• Exercise details
Output each entry below as it stands, leaving out every picture.

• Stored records
_ _ _ _

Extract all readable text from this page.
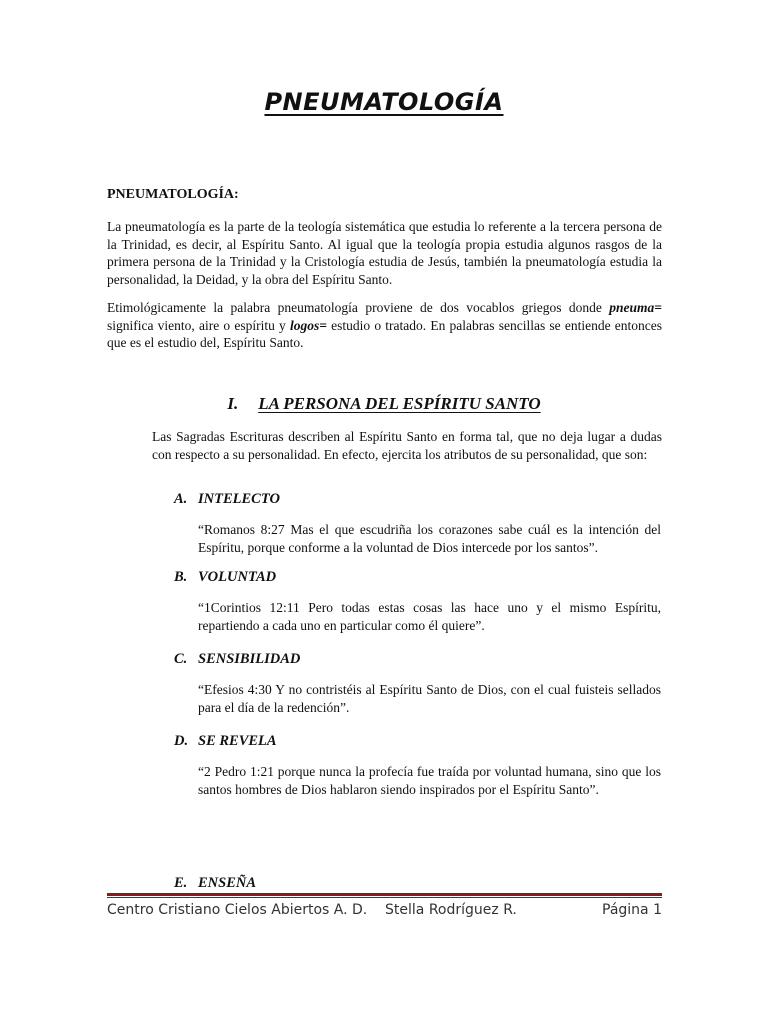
PNEUMATOLOGÍA

PNEUMATOLOGÍA:

La pneumatología es la parte de la teología sistemática que estudia lo referente a la tercera persona de la Trinidad, es decir, al Espíritu Santo. Al igual que la teología propia estudia algunos rasgos de la primera persona de la Trinidad y la Cristología estudia de Jesús, también la pneumatología estudia la personalidad, la Deidad, y la obra del Espíritu Santo.

Etimológicamente la palabra pneumatología proviene de dos vocablos griegos donde pneuma= significa viento, aire o espíritu y logos= estudio o tratado. En palabras sencillas se entiende entonces que es el estudio del, Espíritu Santo.

I. LA PERSONA DEL ESPÍRITU SANTO

Las Sagradas Escrituras describen al Espíritu Santo en forma tal, que no deja lugar a dudas con respecto a su personalidad. En efecto, ejercita los atributos de su personalidad, que son:

A. INTELECTO

“Romanos 8:27 Mas el que escudriña los corazones sabe cuál es la intención del Espíritu, porque conforme a la voluntad de Dios intercede por los santos”.

B. VOLUNTAD

“1Corintios 12:11 Pero todas estas cosas las hace uno y el mismo Espíritu, repartiendo a cada uno en particular como él quiere”.

C. SENSIBILIDAD

“Efesios 4:30 Y no contristéis al Espíritu Santo de Dios, con el cual fuisteis sellados para el día de la redención”.

D. SE REVELA

“2 Pedro 1:21 porque nunca la profecía fue traída por voluntad humana, sino que los santos hombres de Dios hablaron siendo inspirados por el Espíritu Santo”.

E. ENSEÑA

Centro Cristiano Cielos Abiertos A. D.    Stella Rodríguez R.	Página 1
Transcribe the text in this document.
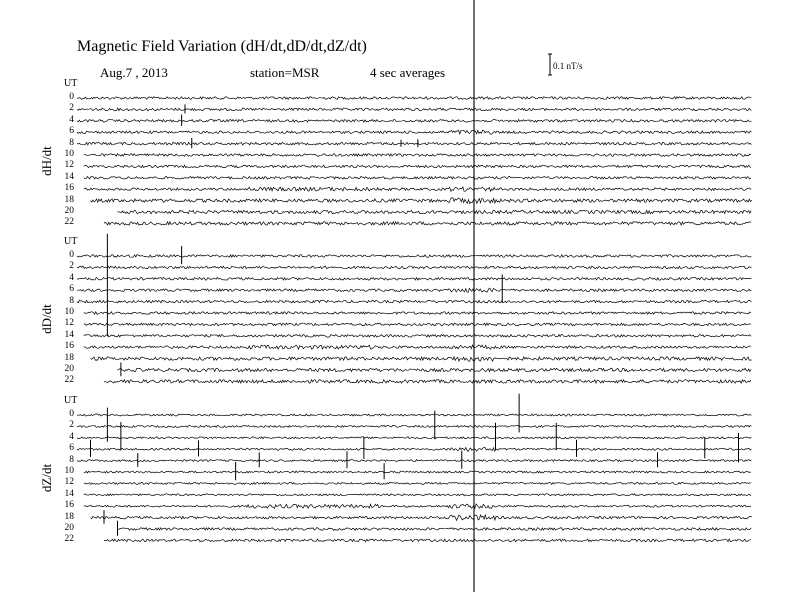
Magnetic Field Variation (dH/dt,dD/dt,dZ/dt)
Aug.7 , 2013	station=MSR	4 sec averages	0.1 nT/s
UT
dH/dt
0
2
4
6
8
10
12
14
16
18
20
22
UT
dD/dt
0
2
4
6
8
10
12
14
16
18
20
22
UT
dZ/dt
0
2
4
6
8
10
12
14
16
18
20
22
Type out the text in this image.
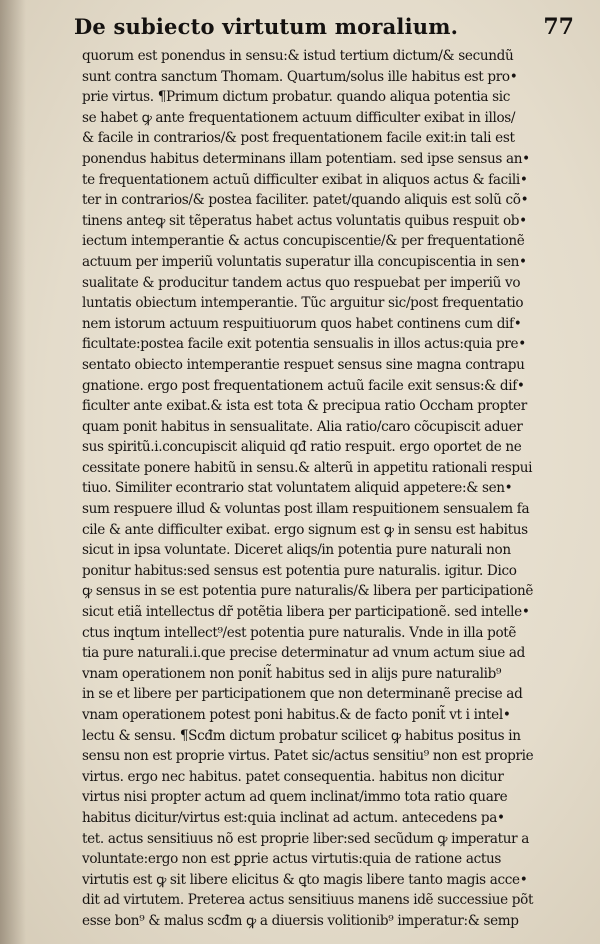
De subiecto virtutum moralium.	77
quorum est ponendus in sensu:& istud tertium dictum/& secundũ
sunt contra sanctum Thomam. Quartum/solus ille habitus est pro•
prie virtus. ¶Primum dictum probatur. quando aliqua potentia sic
se habet ꝙ ante frequentationem actuum difficulter exibat in illos/
& facile in contrarios/& post frequentationem facile exit:in tali est
ponendus habitus determinans illam potentiam. sed ipse sensus an•
te frequentationem actuũ difficulter exibat in aliquos actus & facili•
ter in contrarios/& postea faciliter. patet/quando aliquis est solũ cõ•
tinens anteꝙ sit tẽperatus habet actus voluntatis quibus respuit ob•
iectum intemperantie & actus concupiscentie/& per frequentationẽ
actuum per imperiũ voluntatis superatur illa concupiscentia in sen•
sualitate & producitur tandem actus quo respuebat per imperiũ vo
luntatis obiectum intemperantie. Tũc arguitur sic/post frequentatio
nem istorum actuum respuitiuorum quos habet continens cum dif•
ficultate:postea facile exit potentia sensualis in illos actus:quia pre•
sentato obiecto intemperantie respuet sensus sine magna contrapu
gnatione. ergo post frequentationem actuũ facile exit sensus:& dif•
ficulter ante exibat.& ista est tota & precipua ratio Occham propter
quam ponit habitus in sensualitate. Alia ratio/caro cõcupiscit aduer
sus spiritũ.i.concupiscit aliquid qđ ratio respuit. ergo oportet de ne
cessitate ponere habitũ in sensu.& alterũ in appetitu rationali respui
tiuo. Similiter econtrario stat voluntatem aliquid appetere:& sen•
sum respuere illud & voluntas post illam respuitionem sensualem fa
cile & ante difficulter exibat. ergo signum est ꝙ in sensu est habitus
sicut in ipsa voluntate. Diceret aliqs/in potentia pure naturali non
ponitur habitus:sed sensus est potentia pure naturalis. igitur. Dico
ꝙ sensus in se est potentia pure naturalis/& libera per participationẽ
sicut etiã intellectus dr̃ potẽtia libera per participationẽ. sed intelle•
ctus inqtum intellect⁹/est potentia pure naturalis. Vnde in illa potẽ
tia pure naturali.i.que precise determinatur ad vnum actum siue ad
vnam operationem non ponit̃ habitus sed in alijs pure naturalib⁹
in se et libere per participationem que non determinanẽ precise ad
vnam operationem potest poni habitus.& de facto ponit̃ vt i intel•
lectu & sensu. ¶Scđm dictum probatur scilicet ꝙ habitus positus in
sensu non est proprie virtus. Patet sic/actus sensitiu⁹ non est proprie
virtus. ergo nec habitus. patet consequentia. habitus non dicitur
virtus nisi propter actum ad quem inclinat/immo tota ratio quare
habitus dicitur/virtus est:quia inclinat ad actum. antecedens pa•
tet. actus sensitiuus nõ est proprie liber:sed secũdum ꝙ imperatur a
voluntate:ergo non est ꝑprie actus virtutis:quia de ratione actus
virtutis est ꝙ sit libere elicitus & ꝗto magis libere tanto magis acce•
dit ad virtutem. Preterea actus sensitiuus manens idẽ successiue põt
esse bon⁹ & malus scđm ꝙ a diuersis volitionib⁹ imperatur:& semp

_ _ _ _

• Output of the exercise
Extract all readable text from this page.
PNEUMATOLOGÍA

PNEUMATOLOGÍA:

La pneumatología es la parte de la teología sistemática que estudia lo referente a la tercera persona de la Trinidad, es decir, al Espíritu Santo. Al igual que la teología propia estudia algunos rasgos de la primera persona de la Trinidad y la Cristología estudia de Jesús, también la pneumatología estudia la personalidad, la Deidad, y la obra del Espíritu Santo.

Etimológicamente la palabra pneumatología proviene de dos vocablos griegos donde pneuma= significa viento, aire o espíritu y logos= estudio o tratado. En palabras sencillas se entiende entonces que es el estudio del, Espíritu Santo.

I. LA PERSONA DEL ESPÍRITU SANTO

Las Sagradas Escrituras describen al Espíritu Santo en forma tal, que no deja lugar a dudas con respecto a su personalidad. En efecto, ejercita los atributos de su personalidad, que son:

A. INTELECTO

“Romanos 8:27 Mas el que escudriña los corazones sabe cuál es la intención del Espíritu, porque conforme a la voluntad de Dios intercede por los santos”.

B. VOLUNTAD

“1Corintios 12:11 Pero todas estas cosas las hace uno y el mismo Espíritu, repartiendo a cada uno en particular como él quiere”.

C. SENSIBILIDAD

“Efesios 4:30 Y no contristéis al Espíritu Santo de Dios, con el cual fuisteis sellados para el día de la redención”.

D. SE REVELA

“2 Pedro 1:21 porque nunca la profecía fue traída por voluntad humana, sino que los santos hombres de Dios hablaron siendo inspirados por el Espíritu Santo”.

E. ENSEÑA

Centro Cristiano Cielos Abiertos A. D.    Stella Rodríguez R.	Página 1
Transcribe the text in this document.
Magnetic Field Variation (dH/dt,dD/dt,dZ/dt)
Aug.7 , 2013	station=MSR	4 sec averages	0.1 nT/s
UT
dH/dt
0
2
4
6
8
10
12
14
16
18
20
22
UT
dD/dt
0
2
4
6
8
10
12
14
16
18
20
22
UT
dZ/dt
0
2
4
6
8
10
12
14
16
18
20
22
Type out the text in this image.
De subiecto virtutum moralium.	77
quorum est ponendus in sensu:& istud tertium dictum/& secundũ
sunt contra sanctum Thomam. Quartum/solus ille habitus est pro•
prie virtus. ¶Primum dictum probatur. quando aliqua potentia sic
se habet ꝙ ante frequentationem actuum difficulter exibat in illos/
& facile in contrarios/& post frequentationem facile exit:in tali est
ponendus habitus determinans illam potentiam. sed ipse sensus an•
te frequentationem actuũ difficulter exibat in aliquos actus & facili•
ter in contrarios/& postea faciliter. patet/quando aliquis est solũ cõ•
tinens anteꝙ sit tẽperatus habet actus voluntatis quibus respuit ob•
iectum intemperantie & actus concupiscentie/& per frequentationẽ
actuum per imperiũ voluntatis superatur illa concupiscentia in sen•
sualitate & producitur tandem actus quo respuebat per imperiũ vo
luntatis obiectum intemperantie. Tũc arguitur sic/post frequentatio
nem istorum actuum respuitiuorum quos habet continens cum dif•
ficultate:postea facile exit potentia sensualis in illos actus:quia pre•
sentato obiecto intemperantie respuet sensus sine magna contrapu
gnatione. ergo post frequentationem actuũ facile exit sensus:& dif•
ficulter ante exibat.& ista est tota & precipua ratio Occham propter
quam ponit habitus in sensualitate. Alia ratio/caro cõcupiscit aduer
sus spiritũ.i.concupiscit aliquid qđ ratio respuit. ergo oportet de ne
cessitate ponere habitũ in sensu.& alterũ in appetitu rationali respui
tiuo. Similiter econtrario stat voluntatem aliquid appetere:& sen•
sum respuere illud & voluntas post illam respuitionem sensualem fa
cile & ante difficulter exibat. ergo signum est ꝙ in sensu est habitus
sicut in ipsa voluntate. Diceret aliqs/in potentia pure naturali non
ponitur habitus:sed sensus est potentia pure naturalis. igitur. Dico
ꝙ sensus in se est potentia pure naturalis/& libera per participationẽ
sicut etiã intellectus dr̃ potẽtia libera per participationẽ. sed intelle•
ctus inqtum intellect⁹/est potentia pure naturalis. Vnde in illa potẽ
tia pure naturali.i.que precise determinatur ad vnum actum siue ad
vnam operationem non ponit̃ habitus sed in alijs pure naturalib⁹
in se et libere per participationem que non determinanẽ precise ad
vnam operationem potest poni habitus.& de facto ponit̃ vt i intel•
lectu & sensu. ¶Scđm dictum probatur scilicet ꝙ habitus positus in
sensu non est proprie virtus. Patet sic/actus sensitiu⁹ non est proprie
virtus. ergo nec habitus. patet consequentia. habitus non dicitur
virtus nisi propter actum ad quem inclinat/immo tota ratio quare
habitus dicitur/virtus est:quia inclinat ad actum. antecedens pa•
tet. actus sensitiuus nõ est proprie liber:sed secũdum ꝙ imperatur a
voluntate:ergo non est ꝑprie actus virtutis:quia de ratione actus
virtutis est ꝙ sit libere elicitus & ꝗto magis libere tanto magis acce•
dit ad virtutem. Preterea actus sensitiuus manens idẽ successiue põt
esse bon⁹ & malus scđm ꝙ a diuersis volitionib⁹ imperatur:& semp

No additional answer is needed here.